### [Goal]
Leaving the pictures aside, transcribe every line below exactly.
>> start Record excerpts
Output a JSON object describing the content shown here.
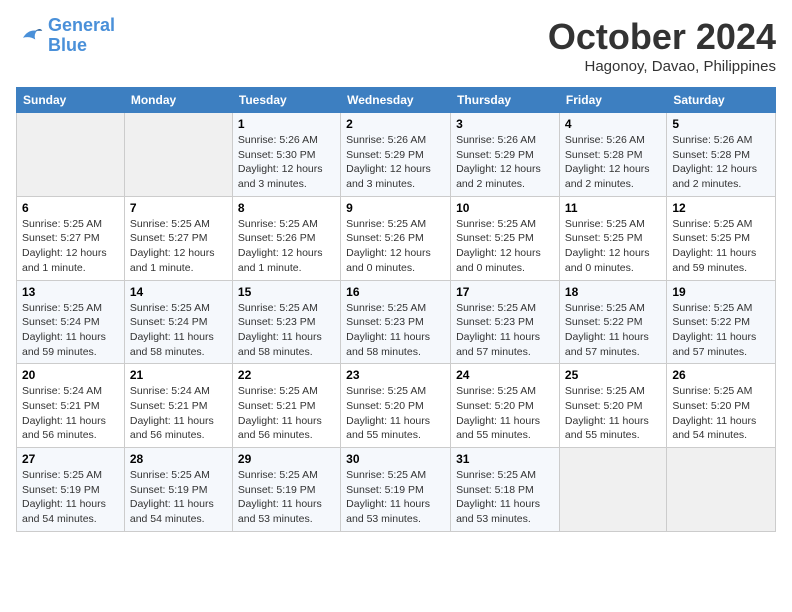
{
  "header": {
    "logo_line1": "General",
    "logo_line2": "Blue",
    "month_title": "October 2024",
    "location": "Hagonoy, Davao, Philippines"
  },
  "weekdays": [
    "Sunday",
    "Monday",
    "Tuesday",
    "Wednesday",
    "Thursday",
    "Friday",
    "Saturday"
  ],
  "weeks": [
    [
      {
        "day": "",
        "info": ""
      },
      {
        "day": "",
        "info": ""
      },
      {
        "day": "1",
        "info": "Sunrise: 5:26 AM\nSunset: 5:30 PM\nDaylight: 12 hours and 3 minutes."
      },
      {
        "day": "2",
        "info": "Sunrise: 5:26 AM\nSunset: 5:29 PM\nDaylight: 12 hours and 3 minutes."
      },
      {
        "day": "3",
        "info": "Sunrise: 5:26 AM\nSunset: 5:29 PM\nDaylight: 12 hours and 2 minutes."
      },
      {
        "day": "4",
        "info": "Sunrise: 5:26 AM\nSunset: 5:28 PM\nDaylight: 12 hours and 2 minutes."
      },
      {
        "day": "5",
        "info": "Sunrise: 5:26 AM\nSunset: 5:28 PM\nDaylight: 12 hours and 2 minutes."
      }
    ],
    [
      {
        "day": "6",
        "info": "Sunrise: 5:25 AM\nSunset: 5:27 PM\nDaylight: 12 hours and 1 minute."
      },
      {
        "day": "7",
        "info": "Sunrise: 5:25 AM\nSunset: 5:27 PM\nDaylight: 12 hours and 1 minute."
      },
      {
        "day": "8",
        "info": "Sunrise: 5:25 AM\nSunset: 5:26 PM\nDaylight: 12 hours and 1 minute."
      },
      {
        "day": "9",
        "info": "Sunrise: 5:25 AM\nSunset: 5:26 PM\nDaylight: 12 hours and 0 minutes."
      },
      {
        "day": "10",
        "info": "Sunrise: 5:25 AM\nSunset: 5:25 PM\nDaylight: 12 hours and 0 minutes."
      },
      {
        "day": "11",
        "info": "Sunrise: 5:25 AM\nSunset: 5:25 PM\nDaylight: 12 hours and 0 minutes."
      },
      {
        "day": "12",
        "info": "Sunrise: 5:25 AM\nSunset: 5:25 PM\nDaylight: 11 hours and 59 minutes."
      }
    ],
    [
      {
        "day": "13",
        "info": "Sunrise: 5:25 AM\nSunset: 5:24 PM\nDaylight: 11 hours and 59 minutes."
      },
      {
        "day": "14",
        "info": "Sunrise: 5:25 AM\nSunset: 5:24 PM\nDaylight: 11 hours and 58 minutes."
      },
      {
        "day": "15",
        "info": "Sunrise: 5:25 AM\nSunset: 5:23 PM\nDaylight: 11 hours and 58 minutes."
      },
      {
        "day": "16",
        "info": "Sunrise: 5:25 AM\nSunset: 5:23 PM\nDaylight: 11 hours and 58 minutes."
      },
      {
        "day": "17",
        "info": "Sunrise: 5:25 AM\nSunset: 5:23 PM\nDaylight: 11 hours and 57 minutes."
      },
      {
        "day": "18",
        "info": "Sunrise: 5:25 AM\nSunset: 5:22 PM\nDaylight: 11 hours and 57 minutes."
      },
      {
        "day": "19",
        "info": "Sunrise: 5:25 AM\nSunset: 5:22 PM\nDaylight: 11 hours and 57 minutes."
      }
    ],
    [
      {
        "day": "20",
        "info": "Sunrise: 5:24 AM\nSunset: 5:21 PM\nDaylight: 11 hours and 56 minutes."
      },
      {
        "day": "21",
        "info": "Sunrise: 5:24 AM\nSunset: 5:21 PM\nDaylight: 11 hours and 56 minutes."
      },
      {
        "day": "22",
        "info": "Sunrise: 5:25 AM\nSunset: 5:21 PM\nDaylight: 11 hours and 56 minutes."
      },
      {
        "day": "23",
        "info": "Sunrise: 5:25 AM\nSunset: 5:20 PM\nDaylight: 11 hours and 55 minutes."
      },
      {
        "day": "24",
        "info": "Sunrise: 5:25 AM\nSunset: 5:20 PM\nDaylight: 11 hours and 55 minutes."
      },
      {
        "day": "25",
        "info": "Sunrise: 5:25 AM\nSunset: 5:20 PM\nDaylight: 11 hours and 55 minutes."
      },
      {
        "day": "26",
        "info": "Sunrise: 5:25 AM\nSunset: 5:20 PM\nDaylight: 11 hours and 54 minutes."
      }
    ],
    [
      {
        "day": "27",
        "info": "Sunrise: 5:25 AM\nSunset: 5:19 PM\nDaylight: 11 hours and 54 minutes."
      },
      {
        "day": "28",
        "info": "Sunrise: 5:25 AM\nSunset: 5:19 PM\nDaylight: 11 hours and 54 minutes."
      },
      {
        "day": "29",
        "info": "Sunrise: 5:25 AM\nSunset: 5:19 PM\nDaylight: 11 hours and 53 minutes."
      },
      {
        "day": "30",
        "info": "Sunrise: 5:25 AM\nSunset: 5:19 PM\nDaylight: 11 hours and 53 minutes."
      },
      {
        "day": "31",
        "info": "Sunrise: 5:25 AM\nSunset: 5:18 PM\nDaylight: 11 hours and 53 minutes."
      },
      {
        "day": "",
        "info": ""
      },
      {
        "day": "",
        "info": ""
      }
    ]
  ]
}
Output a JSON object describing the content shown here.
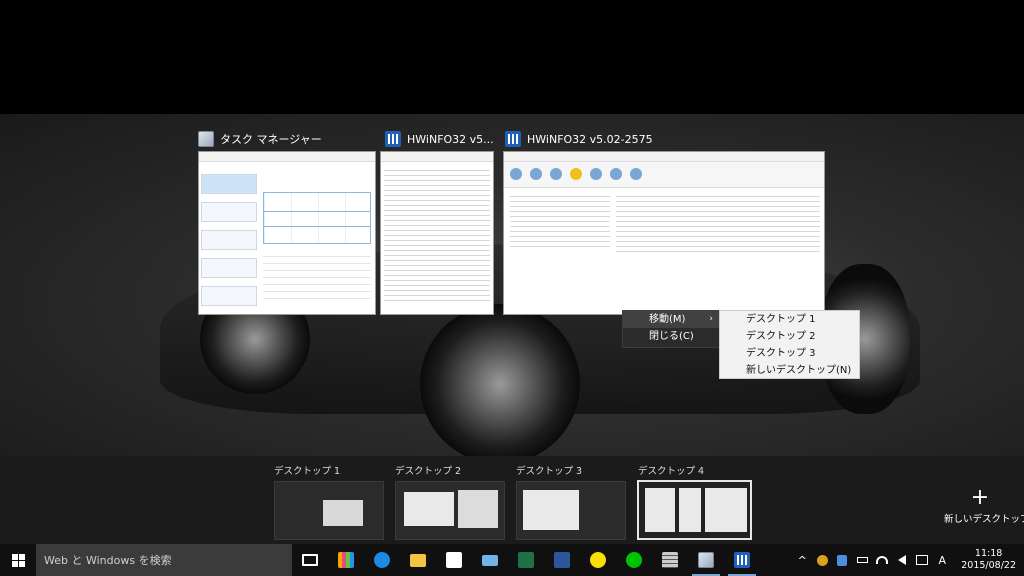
{
  "task_view": {
    "windows": [
      {
        "title": "タスク マネージャー",
        "icon": "task-manager-icon"
      },
      {
        "title": "HWiNFO32 v5...",
        "icon": "hwinfo-icon"
      },
      {
        "title": "HWiNFO32 v5.02-2575",
        "icon": "hwinfo-icon"
      }
    ],
    "context_menu": {
      "items": [
        "移動(M)",
        "閉じる(C)"
      ],
      "submenu_arrow": "›",
      "submenu": [
        "デスクトップ 1",
        "デスクトップ 2",
        "デスクトップ 3",
        "新しいデスクトップ(N)"
      ]
    }
  },
  "desktops": {
    "items": [
      "デスクトップ 1",
      "デスクトップ 2",
      "デスクトップ 3",
      "デスクトップ 4"
    ],
    "active_index": 3,
    "new_desktop_label": "新しいデスクトップ",
    "new_desktop_symbol": "+"
  },
  "taskbar": {
    "search_placeholder": "Web と Windows を検索",
    "pinned": [
      {
        "name": "task-view-icon",
        "color": "#ffffff"
      },
      {
        "name": "store-tiles-icon",
        "color": "#f7a600"
      },
      {
        "name": "edge-icon",
        "color": "#1e88e5"
      },
      {
        "name": "file-explorer-icon",
        "color": "#f4c542"
      },
      {
        "name": "store-icon",
        "color": "#ffffff"
      },
      {
        "name": "laptop-icon",
        "color": "#6fb3e8"
      },
      {
        "name": "excel-icon",
        "color": "#1e7145"
      },
      {
        "name": "word-icon",
        "color": "#2b579a"
      },
      {
        "name": "kakaotalk-icon",
        "color": "#f9e000"
      },
      {
        "name": "line-icon",
        "color": "#00c300"
      },
      {
        "name": "calculator-icon",
        "color": "#cccccc"
      },
      {
        "name": "task-manager-icon",
        "color": "#9ab0c4"
      },
      {
        "name": "hwinfo-icon",
        "color": "#1d62b8"
      }
    ],
    "tray": {
      "chevron": "^",
      "ime": "A",
      "time": "11:18",
      "date": "2015/08/22"
    }
  }
}
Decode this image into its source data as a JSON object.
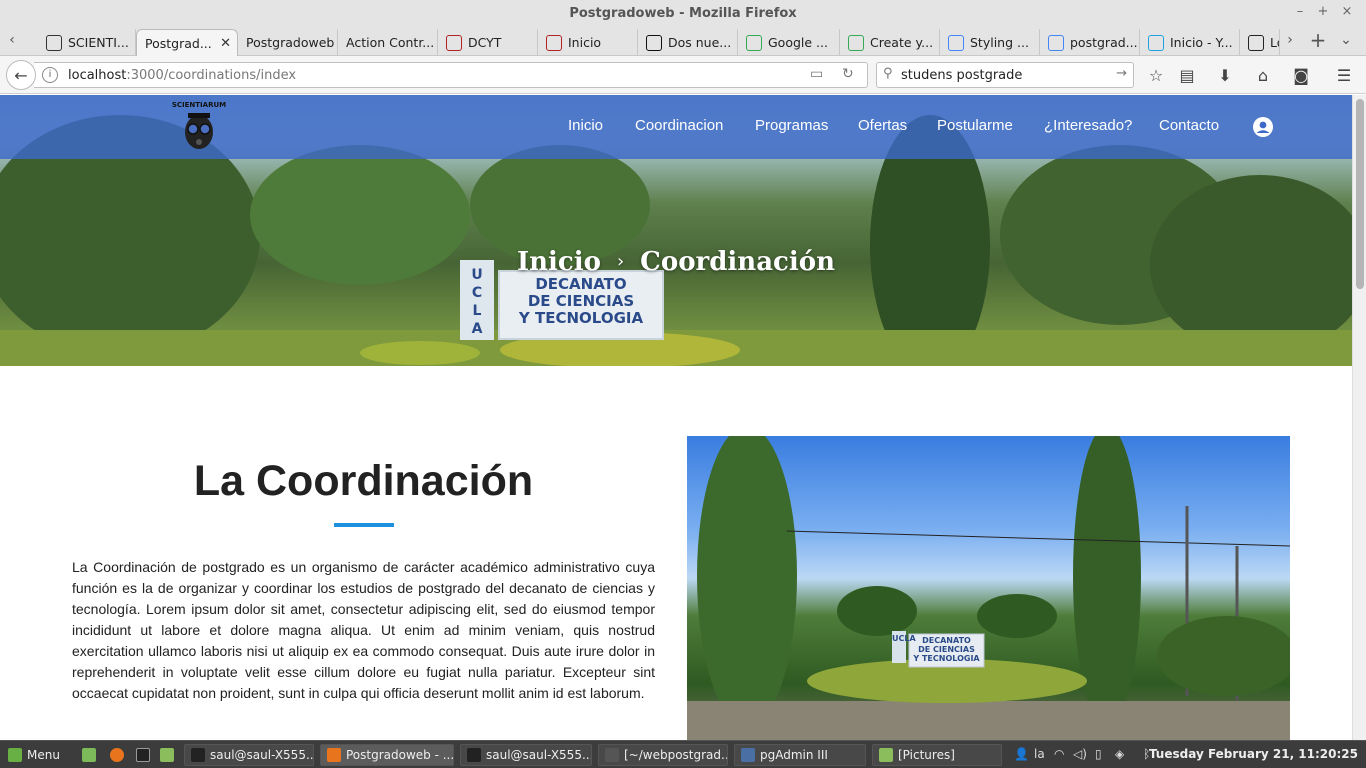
>> end Record excerpts
### [Full answer]
Output a JSON object describing the content shown here.
{
  "header": {
    "logo_line1": "General",
    "logo_line2": "Blue",
    "month_title": "October 2024",
    "location": "Hagonoy, Davao, Philippines"
  },
  "weekdays": [
    "Sunday",
    "Monday",
    "Tuesday",
    "Wednesday",
    "Thursday",
    "Friday",
    "Saturday"
  ],
  "weeks": [
    [
      {
        "day": "",
        "info": ""
      },
      {
        "day": "",
        "info": ""
      },
      {
        "day": "1",
        "info": "Sunrise: 5:26 AM\nSunset: 5:30 PM\nDaylight: 12 hours and 3 minutes."
      },
      {
        "day": "2",
        "info": "Sunrise: 5:26 AM\nSunset: 5:29 PM\nDaylight: 12 hours and 3 minutes."
      },
      {
        "day": "3",
        "info": "Sunrise: 5:26 AM\nSunset: 5:29 PM\nDaylight: 12 hours and 2 minutes."
      },
      {
        "day": "4",
        "info": "Sunrise: 5:26 AM\nSunset: 5:28 PM\nDaylight: 12 hours and 2 minutes."
      },
      {
        "day": "5",
        "info": "Sunrise: 5:26 AM\nSunset: 5:28 PM\nDaylight: 12 hours and 2 minutes."
      }
    ],
    [
      {
        "day": "6",
        "info": "Sunrise: 5:25 AM\nSunset: 5:27 PM\nDaylight: 12 hours and 1 minute."
      },
      {
        "day": "7",
        "info": "Sunrise: 5:25 AM\nSunset: 5:27 PM\nDaylight: 12 hours and 1 minute."
      },
      {
        "day": "8",
        "info": "Sunrise: 5:25 AM\nSunset: 5:26 PM\nDaylight: 12 hours and 1 minute."
      },
      {
        "day": "9",
        "info": "Sunrise: 5:25 AM\nSunset: 5:26 PM\nDaylight: 12 hours and 0 minutes."
      },
      {
        "day": "10",
        "info": "Sunrise: 5:25 AM\nSunset: 5:25 PM\nDaylight: 12 hours and 0 minutes."
      },
      {
        "day": "11",
        "info": "Sunrise: 5:25 AM\nSunset: 5:25 PM\nDaylight: 12 hours and 0 minutes."
      },
      {
        "day": "12",
        "info": "Sunrise: 5:25 AM\nSunset: 5:25 PM\nDaylight: 11 hours and 59 minutes."
      }
    ],
    [
      {
        "day": "13",
        "info": "Sunrise: 5:25 AM\nSunset: 5:24 PM\nDaylight: 11 hours and 59 minutes."
      },
      {
        "day": "14",
        "info": "Sunrise: 5:25 AM\nSunset: 5:24 PM\nDaylight: 11 hours and 58 minutes."
      },
      {
        "day": "15",
        "info": "Sunrise: 5:25 AM\nSunset: 5:23 PM\nDaylight: 11 hours and 58 minutes."
      },
      {
        "day": "16",
        "info": "Sunrise: 5:25 AM\nSunset: 5:23 PM\nDaylight: 11 hours and 58 minutes."
      },
      {
        "day": "17",
        "info": "Sunrise: 5:25 AM\nSunset: 5:23 PM\nDaylight: 11 hours and 57 minutes."
      },
      {
        "day": "18",
        "info": "Sunrise: 5:25 AM\nSunset: 5:22 PM\nDaylight: 11 hours and 57 minutes."
      },
      {
        "day": "19",
        "info": "Sunrise: 5:25 AM\nSunset: 5:22 PM\nDaylight: 11 hours and 57 minutes."
      }
    ],
    [
      {
        "day": "20",
        "info": "Sunrise: 5:24 AM\nSunset: 5:21 PM\nDaylight: 11 hours and 56 minutes."
      },
      {
        "day": "21",
        "info": "Sunrise: 5:24 AM\nSunset: 5:21 PM\nDaylight: 11 hours and 56 minutes."
      },
      {
        "day": "22",
        "info": "Sunrise: 5:25 AM\nSunset: 5:21 PM\nDaylight: 11 hours and 56 minutes."
      },
      {
        "day": "23",
        "info": "Sunrise: 5:25 AM\nSunset: 5:20 PM\nDaylight: 11 hours and 55 minutes."
      },
      {
        "day": "24",
        "info": "Sunrise: 5:25 AM\nSunset: 5:20 PM\nDaylight: 11 hours and 55 minutes."
      },
      {
        "day": "25",
        "info": "Sunrise: 5:25 AM\nSunset: 5:20 PM\nDaylight: 11 hours and 55 minutes."
      },
      {
        "day": "26",
        "info": "Sunrise: 5:25 AM\nSunset: 5:20 PM\nDaylight: 11 hours and 54 minutes."
      }
    ],
    [
      {
        "day": "27",
        "info": "Sunrise: 5:25 AM\nSunset: 5:19 PM\nDaylight: 11 hours and 54 minutes."
      },
      {
        "day": "28",
        "info": "Sunrise: 5:25 AM\nSunset: 5:19 PM\nDaylight: 11 hours and 54 minutes."
      },
      {
        "day": "29",
        "info": "Sunrise: 5:25 AM\nSunset: 5:19 PM\nDaylight: 11 hours and 53 minutes."
      },
      {
        "day": "30",
        "info": "Sunrise: 5:25 AM\nSunset: 5:19 PM\nDaylight: 11 hours and 53 minutes."
      },
      {
        "day": "31",
        "info": "Sunrise: 5:25 AM\nSunset: 5:18 PM\nDaylight: 11 hours and 53 minutes."
      },
      {
        "day": "",
        "info": ""
      },
      {
        "day": "",
        "info": ""
      }
    ]
  ]
}
Output a JSON object describing the content shown here.
{
  "task_view": {
    "windows": [
      {
        "title": "タスク マネージャー",
        "icon": "task-manager-icon"
      },
      {
        "title": "HWiNFO32 v5...",
        "icon": "hwinfo-icon"
      },
      {
        "title": "HWiNFO32 v5.02-2575",
        "icon": "hwinfo-icon"
      }
    ],
    "context_menu": {
      "items": [
        "移動(M)",
        "閉じる(C)"
      ],
      "submenu_arrow": "›",
      "submenu": [
        "デスクトップ 1",
        "デスクトップ 2",
        "デスクトップ 3",
        "新しいデスクトップ(N)"
      ]
    }
  },
  "desktops": {
    "items": [
      "デスクトップ 1",
      "デスクトップ 2",
      "デスクトップ 3",
      "デスクトップ 4"
    ],
    "active_index": 3,
    "new_desktop_label": "新しいデスクトップ",
    "new_desktop_symbol": "+"
  },
  "taskbar": {
    "search_placeholder": "Web と Windows を検索",
    "pinned": [
      {
        "name": "task-view-icon",
        "color": "#ffffff"
      },
      {
        "name": "store-tiles-icon",
        "color": "#f7a600"
      },
      {
        "name": "edge-icon",
        "color": "#1e88e5"
      },
      {
        "name": "file-explorer-icon",
        "color": "#f4c542"
      },
      {
        "name": "store-icon",
        "color": "#ffffff"
      },
      {
        "name": "laptop-icon",
        "color": "#6fb3e8"
      },
      {
        "name": "excel-icon",
        "color": "#1e7145"
      },
      {
        "name": "word-icon",
        "color": "#2b579a"
      },
      {
        "name": "kakaotalk-icon",
        "color": "#f9e000"
      },
      {
        "name": "line-icon",
        "color": "#00c300"
      },
      {
        "name": "calculator-icon",
        "color": "#cccccc"
      },
      {
        "name": "task-manager-icon",
        "color": "#9ab0c4"
      },
      {
        "name": "hwinfo-icon",
        "color": "#1d62b8"
      }
    ],
    "tray": {
      "chevron": "^",
      "ime": "A",
      "time": "11:18",
      "date": "2015/08/22"
    }
  }
}
Decode this image into its source data as a JSON object.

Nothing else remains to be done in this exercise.